Listed records:

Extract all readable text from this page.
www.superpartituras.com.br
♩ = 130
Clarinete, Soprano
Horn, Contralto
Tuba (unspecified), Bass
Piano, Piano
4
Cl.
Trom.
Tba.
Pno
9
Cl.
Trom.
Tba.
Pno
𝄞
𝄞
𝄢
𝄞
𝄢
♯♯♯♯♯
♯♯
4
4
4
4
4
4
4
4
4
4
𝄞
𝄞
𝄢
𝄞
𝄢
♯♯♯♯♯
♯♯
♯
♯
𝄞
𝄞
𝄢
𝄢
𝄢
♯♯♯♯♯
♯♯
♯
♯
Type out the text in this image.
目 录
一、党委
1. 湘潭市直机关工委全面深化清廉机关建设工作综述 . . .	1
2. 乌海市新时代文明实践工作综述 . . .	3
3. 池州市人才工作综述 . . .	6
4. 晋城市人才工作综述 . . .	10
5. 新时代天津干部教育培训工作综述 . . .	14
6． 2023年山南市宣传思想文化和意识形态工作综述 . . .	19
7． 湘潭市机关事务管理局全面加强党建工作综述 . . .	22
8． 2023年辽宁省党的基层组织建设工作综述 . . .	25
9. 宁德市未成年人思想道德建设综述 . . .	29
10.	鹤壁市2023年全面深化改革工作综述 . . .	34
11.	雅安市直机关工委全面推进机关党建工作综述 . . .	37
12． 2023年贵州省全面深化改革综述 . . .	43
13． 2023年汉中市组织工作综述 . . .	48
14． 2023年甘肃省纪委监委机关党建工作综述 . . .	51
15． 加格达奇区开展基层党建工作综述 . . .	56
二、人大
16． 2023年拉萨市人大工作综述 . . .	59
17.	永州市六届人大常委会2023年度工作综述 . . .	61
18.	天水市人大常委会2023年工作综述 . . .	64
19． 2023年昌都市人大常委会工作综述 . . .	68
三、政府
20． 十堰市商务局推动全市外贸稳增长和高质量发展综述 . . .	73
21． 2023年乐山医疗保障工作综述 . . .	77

---

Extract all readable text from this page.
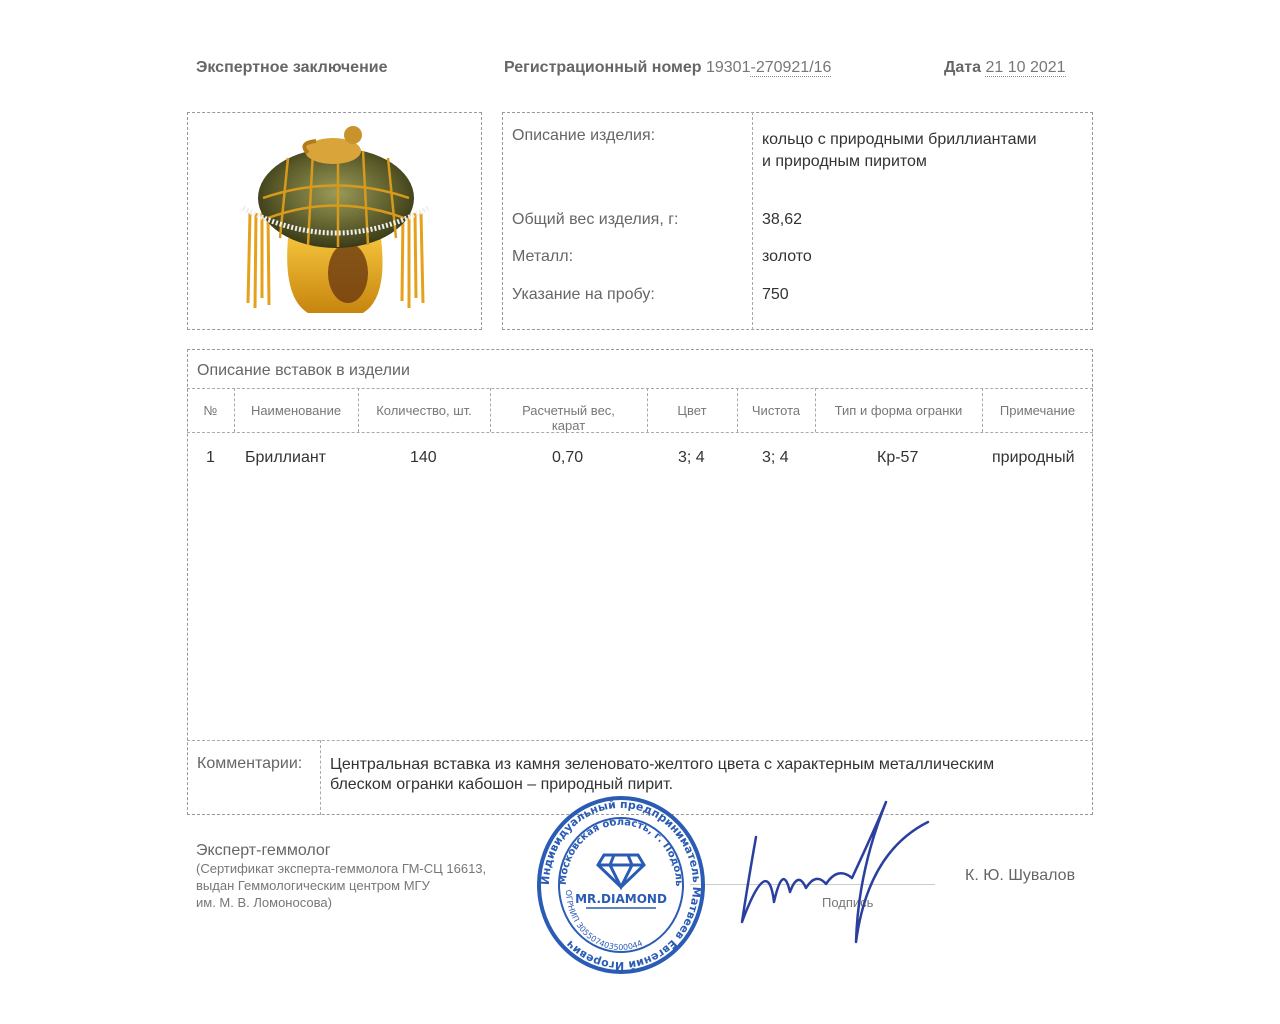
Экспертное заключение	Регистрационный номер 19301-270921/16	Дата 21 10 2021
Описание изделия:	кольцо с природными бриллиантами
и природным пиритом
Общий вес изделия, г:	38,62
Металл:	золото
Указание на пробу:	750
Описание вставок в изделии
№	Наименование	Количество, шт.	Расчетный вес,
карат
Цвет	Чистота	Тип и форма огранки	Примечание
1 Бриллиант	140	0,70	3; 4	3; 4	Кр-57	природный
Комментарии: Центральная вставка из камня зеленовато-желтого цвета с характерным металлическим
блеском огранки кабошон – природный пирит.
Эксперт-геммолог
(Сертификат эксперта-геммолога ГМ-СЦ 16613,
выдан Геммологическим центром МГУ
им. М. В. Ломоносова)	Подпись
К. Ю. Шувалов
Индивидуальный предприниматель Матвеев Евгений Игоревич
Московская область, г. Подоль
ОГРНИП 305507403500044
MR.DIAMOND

--

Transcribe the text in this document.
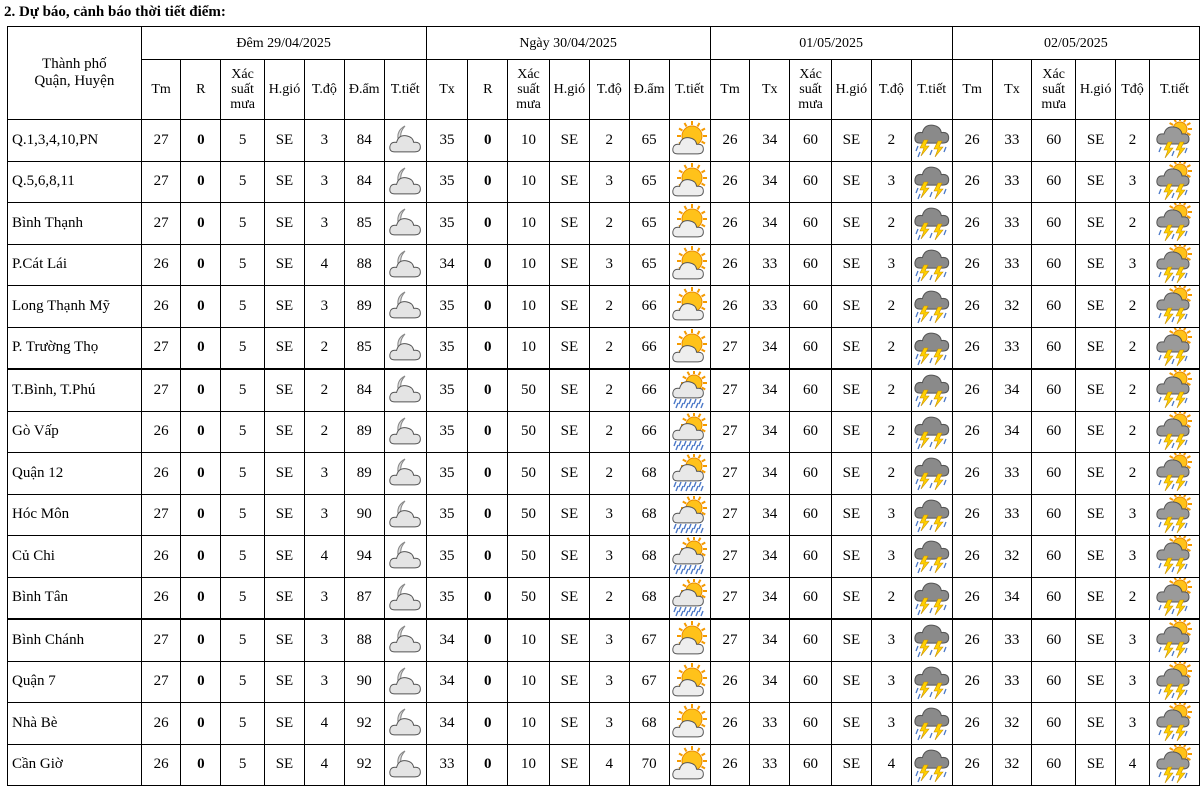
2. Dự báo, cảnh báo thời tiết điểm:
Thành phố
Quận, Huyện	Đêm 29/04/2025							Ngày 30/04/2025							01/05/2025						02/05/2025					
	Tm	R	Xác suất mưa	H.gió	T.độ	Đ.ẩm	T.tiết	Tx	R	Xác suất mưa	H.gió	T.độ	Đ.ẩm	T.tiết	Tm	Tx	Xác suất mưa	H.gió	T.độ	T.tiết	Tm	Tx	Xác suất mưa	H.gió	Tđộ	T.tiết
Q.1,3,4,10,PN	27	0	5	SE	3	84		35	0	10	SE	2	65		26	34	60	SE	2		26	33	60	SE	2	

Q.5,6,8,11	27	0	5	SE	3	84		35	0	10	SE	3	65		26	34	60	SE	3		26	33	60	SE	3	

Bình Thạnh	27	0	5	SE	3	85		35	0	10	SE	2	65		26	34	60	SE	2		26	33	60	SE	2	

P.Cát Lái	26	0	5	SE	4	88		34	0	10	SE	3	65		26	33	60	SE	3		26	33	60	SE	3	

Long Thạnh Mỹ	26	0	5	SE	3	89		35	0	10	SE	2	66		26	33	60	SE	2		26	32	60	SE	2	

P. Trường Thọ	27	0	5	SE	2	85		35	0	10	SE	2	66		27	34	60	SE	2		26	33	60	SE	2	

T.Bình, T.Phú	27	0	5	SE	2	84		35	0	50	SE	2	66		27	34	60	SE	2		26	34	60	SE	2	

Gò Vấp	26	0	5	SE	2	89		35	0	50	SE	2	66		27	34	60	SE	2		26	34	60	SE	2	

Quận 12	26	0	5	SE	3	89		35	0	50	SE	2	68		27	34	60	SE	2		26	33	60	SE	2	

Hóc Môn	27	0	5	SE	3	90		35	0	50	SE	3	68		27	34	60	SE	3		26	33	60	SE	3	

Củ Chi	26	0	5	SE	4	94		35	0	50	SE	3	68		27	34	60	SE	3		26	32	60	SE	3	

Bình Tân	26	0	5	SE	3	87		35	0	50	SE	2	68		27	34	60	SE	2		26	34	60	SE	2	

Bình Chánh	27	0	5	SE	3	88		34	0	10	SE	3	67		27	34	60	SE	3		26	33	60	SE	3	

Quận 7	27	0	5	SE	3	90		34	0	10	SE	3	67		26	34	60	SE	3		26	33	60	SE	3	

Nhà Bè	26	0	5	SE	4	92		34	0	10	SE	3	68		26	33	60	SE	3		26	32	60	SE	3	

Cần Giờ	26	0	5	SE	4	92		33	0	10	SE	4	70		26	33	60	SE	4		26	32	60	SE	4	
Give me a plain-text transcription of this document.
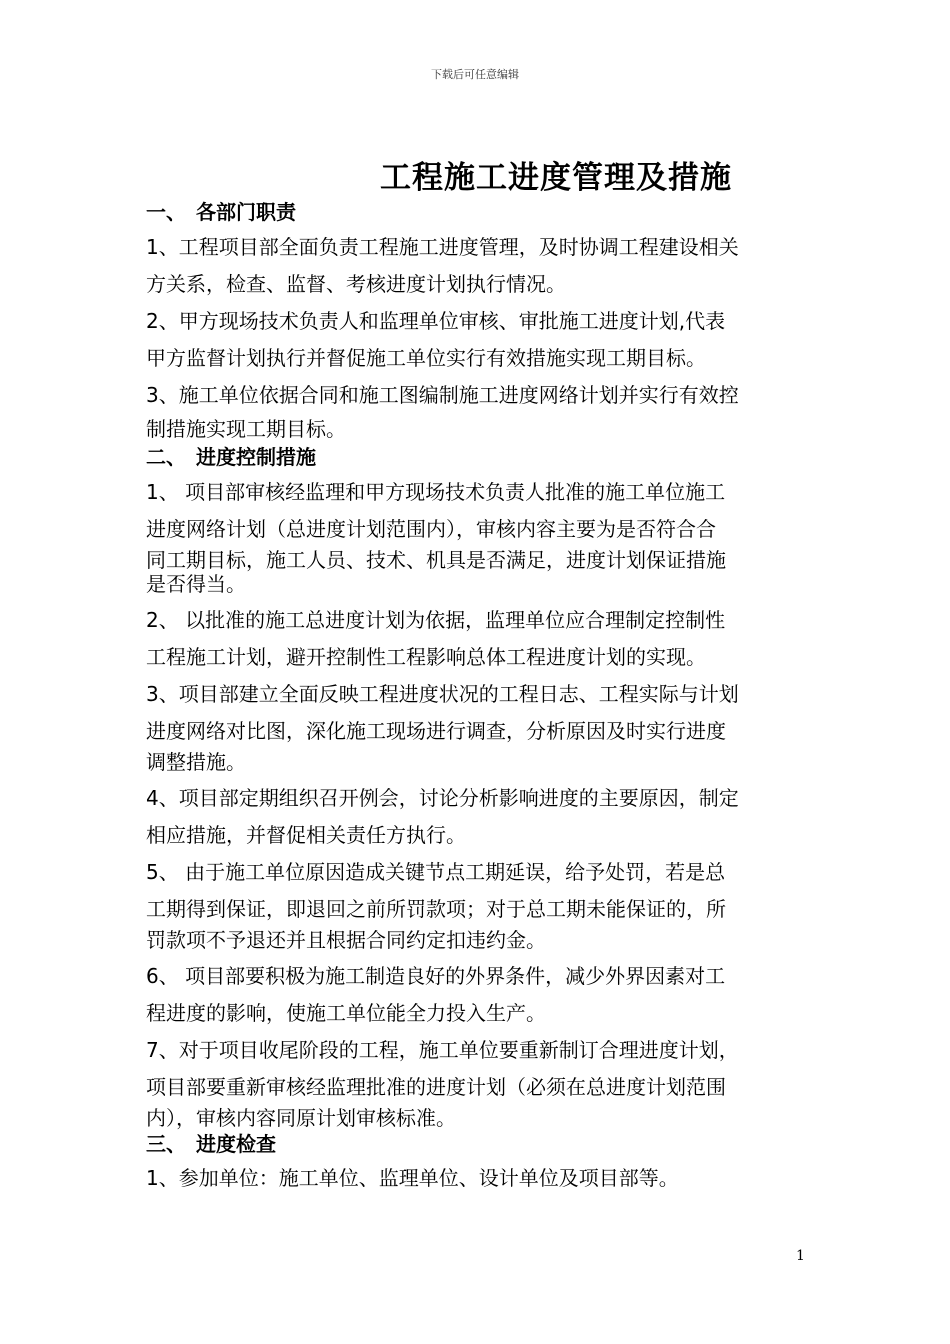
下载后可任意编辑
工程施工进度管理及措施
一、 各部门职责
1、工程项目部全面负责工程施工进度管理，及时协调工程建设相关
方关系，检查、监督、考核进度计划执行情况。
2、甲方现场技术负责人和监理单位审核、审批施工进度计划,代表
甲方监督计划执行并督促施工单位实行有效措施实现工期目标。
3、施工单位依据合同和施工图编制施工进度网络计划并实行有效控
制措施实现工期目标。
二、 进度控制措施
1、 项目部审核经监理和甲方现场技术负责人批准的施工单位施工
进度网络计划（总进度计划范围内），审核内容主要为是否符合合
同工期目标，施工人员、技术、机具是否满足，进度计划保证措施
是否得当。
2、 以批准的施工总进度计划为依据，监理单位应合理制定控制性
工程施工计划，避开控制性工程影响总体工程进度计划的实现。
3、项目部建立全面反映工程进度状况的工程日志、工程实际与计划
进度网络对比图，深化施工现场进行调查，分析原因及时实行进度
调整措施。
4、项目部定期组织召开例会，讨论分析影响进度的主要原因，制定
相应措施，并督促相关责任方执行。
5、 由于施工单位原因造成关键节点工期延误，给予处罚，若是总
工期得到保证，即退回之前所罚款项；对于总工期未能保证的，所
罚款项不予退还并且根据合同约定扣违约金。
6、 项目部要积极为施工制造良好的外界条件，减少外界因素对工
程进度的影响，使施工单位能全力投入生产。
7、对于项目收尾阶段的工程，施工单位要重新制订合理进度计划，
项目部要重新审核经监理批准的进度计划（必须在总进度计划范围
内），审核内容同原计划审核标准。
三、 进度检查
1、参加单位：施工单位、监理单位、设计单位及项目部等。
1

Task prompt: Identify every line where the string "Thạnh" appears.

Answer to this problem:
Bình Thạnh	27	0	5	SE	3	85		35	0	10	SE	2	65		26	34	60	SE	2		26	33	60	SE	2	
Long Thạnh Mỹ	26	0	5	SE	3	89		35	0	10	SE	2	66		26	33	60	SE	2		26	32	60	SE	2	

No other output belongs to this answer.